Collection entries
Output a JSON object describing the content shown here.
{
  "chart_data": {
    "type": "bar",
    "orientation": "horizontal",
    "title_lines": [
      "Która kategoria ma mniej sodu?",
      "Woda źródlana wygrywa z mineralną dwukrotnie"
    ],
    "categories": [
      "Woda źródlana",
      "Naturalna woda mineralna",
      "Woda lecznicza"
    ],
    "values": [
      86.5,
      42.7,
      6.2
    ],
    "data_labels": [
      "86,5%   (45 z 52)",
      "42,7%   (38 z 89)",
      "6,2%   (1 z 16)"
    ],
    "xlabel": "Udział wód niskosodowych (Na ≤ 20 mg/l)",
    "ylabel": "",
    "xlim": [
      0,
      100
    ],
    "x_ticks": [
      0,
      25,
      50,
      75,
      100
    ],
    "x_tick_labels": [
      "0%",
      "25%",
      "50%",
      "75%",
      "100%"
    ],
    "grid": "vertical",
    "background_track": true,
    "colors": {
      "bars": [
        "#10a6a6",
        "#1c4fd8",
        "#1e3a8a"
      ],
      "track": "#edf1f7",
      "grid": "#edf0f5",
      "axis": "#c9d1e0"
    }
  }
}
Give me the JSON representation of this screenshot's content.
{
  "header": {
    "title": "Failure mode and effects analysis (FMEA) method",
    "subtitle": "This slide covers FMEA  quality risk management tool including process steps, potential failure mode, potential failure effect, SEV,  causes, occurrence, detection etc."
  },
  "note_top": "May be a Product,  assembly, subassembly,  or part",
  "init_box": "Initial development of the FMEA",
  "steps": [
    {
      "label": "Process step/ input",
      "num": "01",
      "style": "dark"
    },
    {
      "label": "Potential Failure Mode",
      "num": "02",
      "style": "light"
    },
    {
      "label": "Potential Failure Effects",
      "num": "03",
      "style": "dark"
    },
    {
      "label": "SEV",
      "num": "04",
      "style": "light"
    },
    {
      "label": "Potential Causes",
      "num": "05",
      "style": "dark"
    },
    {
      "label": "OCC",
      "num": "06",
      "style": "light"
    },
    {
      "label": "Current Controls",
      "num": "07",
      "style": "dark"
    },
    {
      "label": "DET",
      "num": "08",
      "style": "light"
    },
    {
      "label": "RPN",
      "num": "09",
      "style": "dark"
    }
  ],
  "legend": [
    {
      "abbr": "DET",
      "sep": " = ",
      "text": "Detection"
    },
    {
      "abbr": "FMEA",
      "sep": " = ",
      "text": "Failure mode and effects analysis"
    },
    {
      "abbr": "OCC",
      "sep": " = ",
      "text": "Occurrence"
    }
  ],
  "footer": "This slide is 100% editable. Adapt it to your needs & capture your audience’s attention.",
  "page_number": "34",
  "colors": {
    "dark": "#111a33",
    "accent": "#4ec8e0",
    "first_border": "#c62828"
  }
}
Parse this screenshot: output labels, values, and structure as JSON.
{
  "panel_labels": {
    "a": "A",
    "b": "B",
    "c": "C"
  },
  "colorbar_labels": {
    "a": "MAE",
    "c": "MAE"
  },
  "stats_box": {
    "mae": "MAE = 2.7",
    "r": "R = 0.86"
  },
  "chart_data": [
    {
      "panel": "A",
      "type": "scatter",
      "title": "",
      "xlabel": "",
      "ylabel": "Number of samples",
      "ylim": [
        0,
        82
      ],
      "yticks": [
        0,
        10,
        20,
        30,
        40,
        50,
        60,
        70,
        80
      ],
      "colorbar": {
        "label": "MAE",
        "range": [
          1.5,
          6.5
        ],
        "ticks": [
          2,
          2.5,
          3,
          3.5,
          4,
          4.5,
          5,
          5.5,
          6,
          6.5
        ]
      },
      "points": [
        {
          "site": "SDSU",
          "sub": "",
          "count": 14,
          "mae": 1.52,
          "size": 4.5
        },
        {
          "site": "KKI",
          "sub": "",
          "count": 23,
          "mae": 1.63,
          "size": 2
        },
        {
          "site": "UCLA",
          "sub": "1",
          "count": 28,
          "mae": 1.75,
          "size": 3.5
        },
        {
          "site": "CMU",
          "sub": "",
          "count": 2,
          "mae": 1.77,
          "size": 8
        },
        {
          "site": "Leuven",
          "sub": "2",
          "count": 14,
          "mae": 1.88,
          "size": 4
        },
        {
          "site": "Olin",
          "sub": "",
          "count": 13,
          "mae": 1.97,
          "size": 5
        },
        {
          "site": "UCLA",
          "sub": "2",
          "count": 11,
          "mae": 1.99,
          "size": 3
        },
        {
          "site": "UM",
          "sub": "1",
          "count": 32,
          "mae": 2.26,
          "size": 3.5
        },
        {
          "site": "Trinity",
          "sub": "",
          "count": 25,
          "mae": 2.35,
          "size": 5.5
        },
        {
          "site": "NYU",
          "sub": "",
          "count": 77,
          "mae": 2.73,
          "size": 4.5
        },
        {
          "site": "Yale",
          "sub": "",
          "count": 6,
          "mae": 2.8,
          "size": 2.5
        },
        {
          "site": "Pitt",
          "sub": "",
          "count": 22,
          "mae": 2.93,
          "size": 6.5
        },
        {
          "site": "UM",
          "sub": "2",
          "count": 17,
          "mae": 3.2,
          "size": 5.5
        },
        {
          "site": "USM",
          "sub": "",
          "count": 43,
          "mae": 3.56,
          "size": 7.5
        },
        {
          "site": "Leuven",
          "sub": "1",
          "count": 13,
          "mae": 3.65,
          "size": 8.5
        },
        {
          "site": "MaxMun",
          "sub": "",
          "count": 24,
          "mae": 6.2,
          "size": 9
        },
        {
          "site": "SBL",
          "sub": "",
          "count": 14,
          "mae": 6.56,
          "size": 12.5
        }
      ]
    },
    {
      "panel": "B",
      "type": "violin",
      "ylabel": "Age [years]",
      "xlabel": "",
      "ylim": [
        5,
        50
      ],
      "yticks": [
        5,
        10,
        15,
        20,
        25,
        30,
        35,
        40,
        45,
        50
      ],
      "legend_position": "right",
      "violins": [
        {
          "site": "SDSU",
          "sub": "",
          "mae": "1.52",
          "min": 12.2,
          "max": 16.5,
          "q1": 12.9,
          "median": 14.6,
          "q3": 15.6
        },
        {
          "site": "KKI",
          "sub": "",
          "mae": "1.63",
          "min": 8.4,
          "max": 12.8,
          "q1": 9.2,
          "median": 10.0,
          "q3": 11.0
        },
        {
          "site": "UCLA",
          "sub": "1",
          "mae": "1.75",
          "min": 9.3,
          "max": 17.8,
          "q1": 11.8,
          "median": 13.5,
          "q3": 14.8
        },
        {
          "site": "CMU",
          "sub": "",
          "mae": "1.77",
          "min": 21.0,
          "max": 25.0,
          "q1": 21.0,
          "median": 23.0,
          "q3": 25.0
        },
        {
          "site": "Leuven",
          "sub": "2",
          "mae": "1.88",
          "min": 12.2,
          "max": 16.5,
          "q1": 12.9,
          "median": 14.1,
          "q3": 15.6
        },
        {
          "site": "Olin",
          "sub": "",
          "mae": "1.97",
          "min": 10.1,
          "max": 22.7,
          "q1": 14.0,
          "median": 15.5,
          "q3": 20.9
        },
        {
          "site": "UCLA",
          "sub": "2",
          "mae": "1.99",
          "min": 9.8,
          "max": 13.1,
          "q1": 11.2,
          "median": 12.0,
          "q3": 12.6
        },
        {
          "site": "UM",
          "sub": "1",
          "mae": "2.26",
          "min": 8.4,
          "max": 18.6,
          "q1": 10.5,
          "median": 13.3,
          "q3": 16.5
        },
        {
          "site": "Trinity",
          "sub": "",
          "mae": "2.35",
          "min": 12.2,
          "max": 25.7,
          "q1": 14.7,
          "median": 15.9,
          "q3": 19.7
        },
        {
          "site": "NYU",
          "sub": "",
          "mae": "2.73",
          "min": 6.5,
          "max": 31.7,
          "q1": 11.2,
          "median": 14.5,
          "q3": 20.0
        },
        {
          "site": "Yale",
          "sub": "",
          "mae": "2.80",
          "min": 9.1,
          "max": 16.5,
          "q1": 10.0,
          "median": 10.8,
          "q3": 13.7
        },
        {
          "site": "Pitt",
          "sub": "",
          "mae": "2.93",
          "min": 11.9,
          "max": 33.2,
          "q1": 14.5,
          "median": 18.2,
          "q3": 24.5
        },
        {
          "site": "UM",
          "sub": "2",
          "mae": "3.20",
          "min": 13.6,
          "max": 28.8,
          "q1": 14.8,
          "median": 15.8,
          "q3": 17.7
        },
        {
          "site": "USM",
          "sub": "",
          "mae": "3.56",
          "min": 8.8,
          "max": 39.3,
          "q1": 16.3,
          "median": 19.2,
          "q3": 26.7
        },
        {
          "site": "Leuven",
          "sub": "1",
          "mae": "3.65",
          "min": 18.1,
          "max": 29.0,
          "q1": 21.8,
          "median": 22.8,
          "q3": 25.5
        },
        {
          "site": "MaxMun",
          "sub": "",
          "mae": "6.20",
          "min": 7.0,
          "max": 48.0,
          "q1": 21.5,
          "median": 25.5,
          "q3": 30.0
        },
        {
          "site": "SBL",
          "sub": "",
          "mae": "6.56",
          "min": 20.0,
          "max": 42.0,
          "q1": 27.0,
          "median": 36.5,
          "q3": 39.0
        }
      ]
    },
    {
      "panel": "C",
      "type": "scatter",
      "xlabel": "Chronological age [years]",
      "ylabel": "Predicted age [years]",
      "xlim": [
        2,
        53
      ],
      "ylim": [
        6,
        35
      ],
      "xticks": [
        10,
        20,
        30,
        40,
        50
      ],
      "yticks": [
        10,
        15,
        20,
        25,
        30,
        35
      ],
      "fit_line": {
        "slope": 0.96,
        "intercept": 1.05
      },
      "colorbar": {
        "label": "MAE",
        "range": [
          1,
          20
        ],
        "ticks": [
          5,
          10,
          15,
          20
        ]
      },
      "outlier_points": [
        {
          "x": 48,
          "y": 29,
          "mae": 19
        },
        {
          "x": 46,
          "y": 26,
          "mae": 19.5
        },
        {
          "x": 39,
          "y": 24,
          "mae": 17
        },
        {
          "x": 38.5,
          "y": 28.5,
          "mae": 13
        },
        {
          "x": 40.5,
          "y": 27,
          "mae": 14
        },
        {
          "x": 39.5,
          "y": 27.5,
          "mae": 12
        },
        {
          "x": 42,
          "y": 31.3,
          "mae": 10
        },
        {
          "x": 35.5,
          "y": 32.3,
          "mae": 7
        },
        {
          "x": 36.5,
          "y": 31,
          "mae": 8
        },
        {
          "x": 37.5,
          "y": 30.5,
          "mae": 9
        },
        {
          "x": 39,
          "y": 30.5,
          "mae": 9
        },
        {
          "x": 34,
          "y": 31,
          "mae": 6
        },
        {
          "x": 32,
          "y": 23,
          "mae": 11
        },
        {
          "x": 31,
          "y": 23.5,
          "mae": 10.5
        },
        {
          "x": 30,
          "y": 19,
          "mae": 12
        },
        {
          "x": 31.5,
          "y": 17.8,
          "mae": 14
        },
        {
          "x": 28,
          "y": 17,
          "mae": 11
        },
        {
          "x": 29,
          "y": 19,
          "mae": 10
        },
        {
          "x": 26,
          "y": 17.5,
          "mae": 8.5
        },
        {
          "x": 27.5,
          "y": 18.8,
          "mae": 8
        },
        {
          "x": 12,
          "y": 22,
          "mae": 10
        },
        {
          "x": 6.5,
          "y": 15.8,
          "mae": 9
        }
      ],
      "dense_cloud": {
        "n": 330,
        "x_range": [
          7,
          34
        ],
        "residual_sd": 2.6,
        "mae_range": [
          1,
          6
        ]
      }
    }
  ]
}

STATED TASK: Collect the lines that hold "years".

SOLUTION BELOW:
      "ylabel": "Age [years]",
      "xlabel": "Chronological age [years]",
      "ylabel": "Predicted age [years]",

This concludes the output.